Poursuivez le texte ci-dessous sur l'accès des Adivasi à l'eau, en reprenant juste après sa dernière phrase.

TEXTE FOURNI >>
-*-
Pendant des siècles, les Adivasi ont vécu en marge de la civilisation indienne. La Constitution leur a reconnu un statut particulier en 1949, leur attribuant des terres théoriquement inaliénables dans des zones reculées: montagnes, forêts et îles. Une espèce protégée, en somme, qui se tient à l'écart du marché et à laquelle l'administration indienne ne se sent apparemment aucune obligation d'assurer l'accès aux services publics.
Dans le village voisin d’Anjanawle, les Adivasi s’abreuvent directement à la nappe phréatique, au moyen de puits et des pompes manuelles. Ils sont aujourd’hui presque à sec. En contrebas, la retenue d’eau de Manikdoh dessert la plaine. « Ce barrage est sur nos terres, mais nous ne pouvons pas accéder à son eau, même pour boire, constate une femme du village. Pour survivre, les gens descendent cinq mois de l'année pour travailler dans la plaine. » Quelques centaines de mètres plus bas, les rectangles verts des parcelles irriguées contrastent avec l’herbe jaunie et le sol craquelé des collines alentours.
L'eau coule à flot
C’est sur cette oasis que prospère, près du village de Galegaon, la vaste exploitation horticole de Mangesh Doke. Une dizaine de journaliers Adivasi travaillent dans ses vignes. Mangesh Doke, grand, musclé, chemise blanche impeccable et RayBan noires, reçoit ses visiteurs dans son vaste salon, équipé d'un écran plat. Il se dit touché par la sécheresse qui affecte les autres : « Ce qui leur arrive pourrait m'arriver » . L'eau qui irrigue ses vignes et ses grenadiers provient d'un captage de la rivière Kukadi, acheminée en continu jusqu'à un réservoir de dix mètres de diamètre via plus de 5 km de pipelines. L’accès à l’eau en abondance lui a permis de développer très vite une gamme de fruits à forte valeur ajoutée: bananes, tomates, mangues. Ses grenades et son raisin sont exportés à 80% vers les pays du Golfe.
-*-
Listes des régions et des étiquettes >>
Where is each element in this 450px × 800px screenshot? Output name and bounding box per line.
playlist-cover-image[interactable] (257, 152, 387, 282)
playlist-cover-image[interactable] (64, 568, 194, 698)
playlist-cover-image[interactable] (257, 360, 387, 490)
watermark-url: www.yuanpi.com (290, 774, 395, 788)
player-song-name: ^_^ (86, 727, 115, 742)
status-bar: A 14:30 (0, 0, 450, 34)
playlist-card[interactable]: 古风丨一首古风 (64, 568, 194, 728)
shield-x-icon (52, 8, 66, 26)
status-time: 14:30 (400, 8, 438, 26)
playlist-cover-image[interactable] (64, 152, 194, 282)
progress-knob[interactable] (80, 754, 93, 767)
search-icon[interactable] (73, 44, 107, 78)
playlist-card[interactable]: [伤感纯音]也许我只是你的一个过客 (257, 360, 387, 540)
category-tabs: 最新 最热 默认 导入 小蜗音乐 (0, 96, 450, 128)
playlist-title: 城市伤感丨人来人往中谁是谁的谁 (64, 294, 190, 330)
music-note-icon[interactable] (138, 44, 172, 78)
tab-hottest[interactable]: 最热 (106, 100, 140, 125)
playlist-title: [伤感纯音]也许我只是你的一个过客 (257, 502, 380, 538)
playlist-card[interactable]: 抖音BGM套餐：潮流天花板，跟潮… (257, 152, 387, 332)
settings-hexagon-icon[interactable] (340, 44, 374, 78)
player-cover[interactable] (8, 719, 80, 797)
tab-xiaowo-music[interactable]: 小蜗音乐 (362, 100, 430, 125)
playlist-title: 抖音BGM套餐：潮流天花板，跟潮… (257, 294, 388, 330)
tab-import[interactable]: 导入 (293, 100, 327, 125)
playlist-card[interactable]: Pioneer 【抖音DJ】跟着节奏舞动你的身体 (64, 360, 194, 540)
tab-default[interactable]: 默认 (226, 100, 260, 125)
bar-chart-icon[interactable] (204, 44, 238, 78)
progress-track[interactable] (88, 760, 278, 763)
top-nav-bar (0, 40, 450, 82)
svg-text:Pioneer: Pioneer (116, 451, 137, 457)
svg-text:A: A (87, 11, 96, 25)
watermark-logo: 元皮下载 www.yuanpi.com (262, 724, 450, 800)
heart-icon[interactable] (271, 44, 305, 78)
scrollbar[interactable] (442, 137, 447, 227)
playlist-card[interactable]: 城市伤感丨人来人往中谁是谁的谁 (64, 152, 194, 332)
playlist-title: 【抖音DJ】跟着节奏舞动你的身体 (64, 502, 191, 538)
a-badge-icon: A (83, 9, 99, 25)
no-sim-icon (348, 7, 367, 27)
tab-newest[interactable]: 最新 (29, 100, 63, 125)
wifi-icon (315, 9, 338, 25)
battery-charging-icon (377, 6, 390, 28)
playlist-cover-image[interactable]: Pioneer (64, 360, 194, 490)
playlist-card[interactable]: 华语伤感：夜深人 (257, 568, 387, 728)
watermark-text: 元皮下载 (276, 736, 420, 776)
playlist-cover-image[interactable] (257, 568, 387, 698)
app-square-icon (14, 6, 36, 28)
-*-
RÉSULTAT FINAL >>
Vishal, Kuldip et Deepack Mandlik,trois fermiers du même clan, ont choisi, eux, de miser sur la rajapuri, une variété de mangue très prisée des Indiens. Mais leurs vergers - 1,5 à 2 acres par familles- sont à l’extrême limite de la « ceinture verte », dans le village de Belsar, à 8 km de Galegaon. Ici,le système d’irrigation est en bout de course.
« Toutes les cultures étaient brûlées. 1972 a été un gros choc pour nous », se souvient Balasabeh Gawde, ancien chef du village de Gawadewadi. Si le vieil homme évoque ce traumatisme, c’est parce qu’il est associé à la sécheresse que traverse actuellement le pays.
Pourtant, « les effets de la sécheresse de 2013 sont différents, explique Parag Lakade, directeur de la société Gangotree, spécialisée dans l’ingénierie civile et l’environnement. En 1972, ce sont les cultures qui ont été touchées, il y avait assez à boire pour tous, mais pas assez de nourriture, et les habitants ne pouvaient pas acheter à manger. En 2013, c’est l’eau qui manque, plus que la nourriture. Celle que l’on boit et celle que l’on utilise pour les cultures et le bétail. » A Gawadewadi, village qui a bénéficié de l’action d’une organisation non gouvernementale (ONG) pour revoir sa gestion de l’eau et donc relativement protégé par la sécheresse, les producteurs de lait constatent une baisse de leur production, due à un fourrage de mauvaise qualité. La faute au manque d’eau.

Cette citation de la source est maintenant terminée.